#### What you need to do:
Look through the lines below and extract any with the word "Švamberka".

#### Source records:
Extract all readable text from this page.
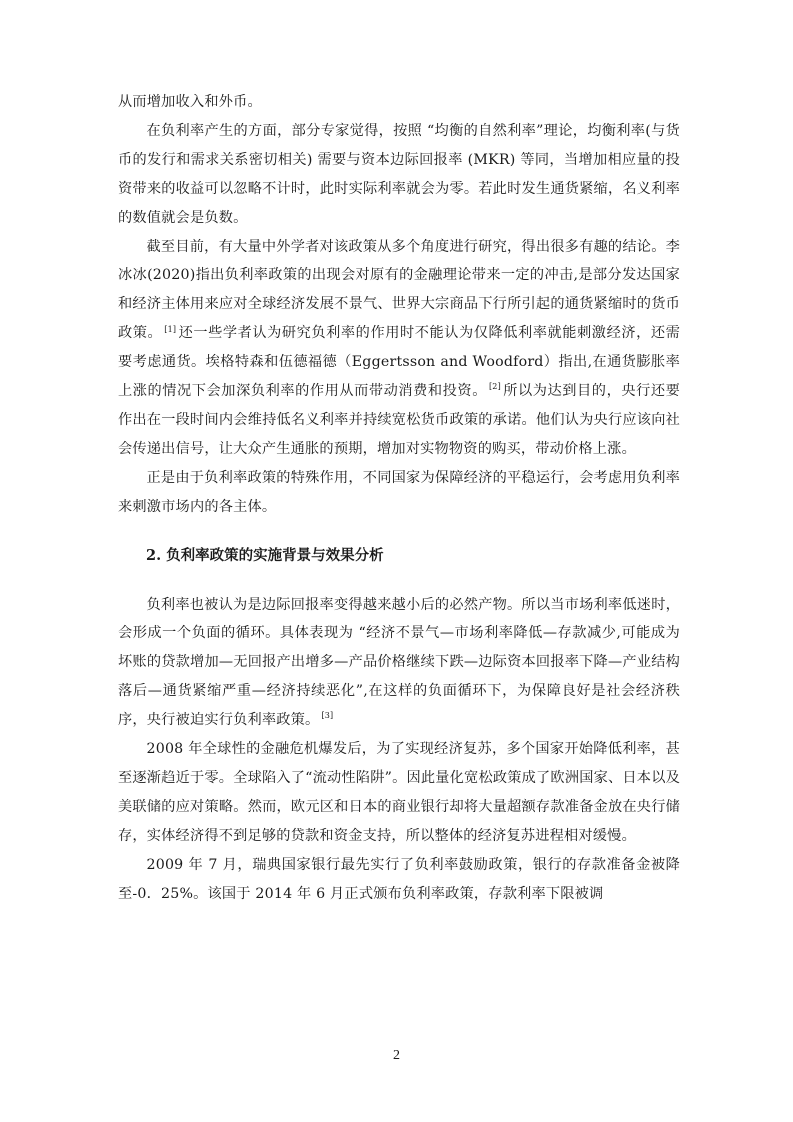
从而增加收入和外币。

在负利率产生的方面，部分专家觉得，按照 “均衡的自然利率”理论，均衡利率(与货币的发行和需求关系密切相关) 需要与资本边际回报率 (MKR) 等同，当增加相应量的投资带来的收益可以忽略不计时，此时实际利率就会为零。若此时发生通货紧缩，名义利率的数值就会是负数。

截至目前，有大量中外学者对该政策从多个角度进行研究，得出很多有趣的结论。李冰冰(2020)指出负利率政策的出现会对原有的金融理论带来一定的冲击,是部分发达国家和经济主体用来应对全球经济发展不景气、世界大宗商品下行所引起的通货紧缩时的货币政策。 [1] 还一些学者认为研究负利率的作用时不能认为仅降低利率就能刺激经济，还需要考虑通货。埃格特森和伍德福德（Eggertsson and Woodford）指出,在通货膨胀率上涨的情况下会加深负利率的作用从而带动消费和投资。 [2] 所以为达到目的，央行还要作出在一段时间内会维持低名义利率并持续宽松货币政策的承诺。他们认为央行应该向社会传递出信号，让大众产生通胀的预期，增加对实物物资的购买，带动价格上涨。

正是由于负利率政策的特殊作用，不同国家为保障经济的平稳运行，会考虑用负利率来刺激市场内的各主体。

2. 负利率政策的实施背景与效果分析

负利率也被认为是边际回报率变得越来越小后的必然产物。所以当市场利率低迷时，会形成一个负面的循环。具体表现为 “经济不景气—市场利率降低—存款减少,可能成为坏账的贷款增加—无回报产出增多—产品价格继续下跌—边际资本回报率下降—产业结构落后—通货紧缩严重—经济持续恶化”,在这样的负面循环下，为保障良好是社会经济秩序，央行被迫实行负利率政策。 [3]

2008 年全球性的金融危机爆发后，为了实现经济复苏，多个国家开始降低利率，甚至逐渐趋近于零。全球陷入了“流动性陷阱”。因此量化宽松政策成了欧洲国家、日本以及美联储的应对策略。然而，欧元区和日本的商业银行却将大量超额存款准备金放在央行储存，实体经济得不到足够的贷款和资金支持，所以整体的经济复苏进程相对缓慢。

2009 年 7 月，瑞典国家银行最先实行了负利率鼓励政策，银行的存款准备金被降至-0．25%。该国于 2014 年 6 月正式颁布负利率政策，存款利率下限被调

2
==
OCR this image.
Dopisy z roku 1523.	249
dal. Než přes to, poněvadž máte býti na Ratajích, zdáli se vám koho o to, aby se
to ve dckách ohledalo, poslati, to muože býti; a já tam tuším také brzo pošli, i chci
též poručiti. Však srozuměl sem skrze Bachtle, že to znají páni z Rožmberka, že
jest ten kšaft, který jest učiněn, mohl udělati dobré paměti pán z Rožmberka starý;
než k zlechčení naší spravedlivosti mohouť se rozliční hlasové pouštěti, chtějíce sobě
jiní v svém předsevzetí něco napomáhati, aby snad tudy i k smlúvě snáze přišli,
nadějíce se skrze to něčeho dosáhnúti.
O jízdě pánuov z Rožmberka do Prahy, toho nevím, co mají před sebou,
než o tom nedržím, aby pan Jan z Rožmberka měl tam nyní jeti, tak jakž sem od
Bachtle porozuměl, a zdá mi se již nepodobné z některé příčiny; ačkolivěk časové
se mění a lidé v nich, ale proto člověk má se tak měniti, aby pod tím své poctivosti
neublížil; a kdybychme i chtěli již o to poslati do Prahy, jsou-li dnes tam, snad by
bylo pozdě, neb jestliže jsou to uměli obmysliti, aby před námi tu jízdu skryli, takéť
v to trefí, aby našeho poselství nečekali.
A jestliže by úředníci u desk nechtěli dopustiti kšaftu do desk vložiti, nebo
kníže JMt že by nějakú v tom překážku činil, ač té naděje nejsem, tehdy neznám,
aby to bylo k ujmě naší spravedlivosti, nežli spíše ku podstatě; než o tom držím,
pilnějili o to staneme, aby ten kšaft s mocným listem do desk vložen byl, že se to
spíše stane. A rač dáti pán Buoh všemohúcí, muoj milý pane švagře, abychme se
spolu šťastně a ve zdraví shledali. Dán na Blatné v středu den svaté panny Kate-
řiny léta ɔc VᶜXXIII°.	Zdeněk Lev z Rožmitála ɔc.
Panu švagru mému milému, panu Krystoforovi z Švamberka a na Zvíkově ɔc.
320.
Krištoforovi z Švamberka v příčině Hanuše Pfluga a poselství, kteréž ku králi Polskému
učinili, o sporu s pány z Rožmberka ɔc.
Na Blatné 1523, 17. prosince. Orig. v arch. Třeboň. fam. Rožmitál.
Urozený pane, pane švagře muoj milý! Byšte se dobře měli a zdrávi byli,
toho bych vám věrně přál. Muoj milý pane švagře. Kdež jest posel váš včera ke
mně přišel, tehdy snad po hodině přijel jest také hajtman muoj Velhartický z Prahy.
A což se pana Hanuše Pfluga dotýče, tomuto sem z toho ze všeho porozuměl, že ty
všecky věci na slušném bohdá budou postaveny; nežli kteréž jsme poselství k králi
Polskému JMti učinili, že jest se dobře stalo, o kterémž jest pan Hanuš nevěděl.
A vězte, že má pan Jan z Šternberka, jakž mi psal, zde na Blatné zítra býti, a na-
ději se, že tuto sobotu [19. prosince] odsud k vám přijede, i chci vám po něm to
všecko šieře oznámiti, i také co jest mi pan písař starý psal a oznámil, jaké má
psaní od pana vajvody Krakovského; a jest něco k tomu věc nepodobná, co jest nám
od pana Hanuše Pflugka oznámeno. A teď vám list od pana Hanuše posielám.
---
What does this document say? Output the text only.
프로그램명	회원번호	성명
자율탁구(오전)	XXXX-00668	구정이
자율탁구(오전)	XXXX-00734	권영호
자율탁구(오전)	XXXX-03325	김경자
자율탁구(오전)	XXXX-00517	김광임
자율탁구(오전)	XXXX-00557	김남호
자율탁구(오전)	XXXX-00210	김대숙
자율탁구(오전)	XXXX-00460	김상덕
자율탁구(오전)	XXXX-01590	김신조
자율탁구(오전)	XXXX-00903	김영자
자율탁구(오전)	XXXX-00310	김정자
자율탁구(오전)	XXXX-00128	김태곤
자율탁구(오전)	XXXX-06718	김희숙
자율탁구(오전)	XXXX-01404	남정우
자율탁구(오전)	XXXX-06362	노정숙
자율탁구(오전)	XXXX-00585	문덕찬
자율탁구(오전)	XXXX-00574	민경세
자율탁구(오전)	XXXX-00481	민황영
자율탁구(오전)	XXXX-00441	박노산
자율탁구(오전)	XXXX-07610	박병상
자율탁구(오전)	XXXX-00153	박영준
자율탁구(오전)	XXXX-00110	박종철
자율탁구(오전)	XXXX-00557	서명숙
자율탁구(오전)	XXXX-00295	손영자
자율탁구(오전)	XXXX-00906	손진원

#### Solution to this task:
Panu švagru mému milému, panu Krystoforovi z Švamberka a na Zvíkově ɔc.
Krištoforovi z Švamberka v příčině Hanuše Pfluga a poselství, kteréž ku králi Polskému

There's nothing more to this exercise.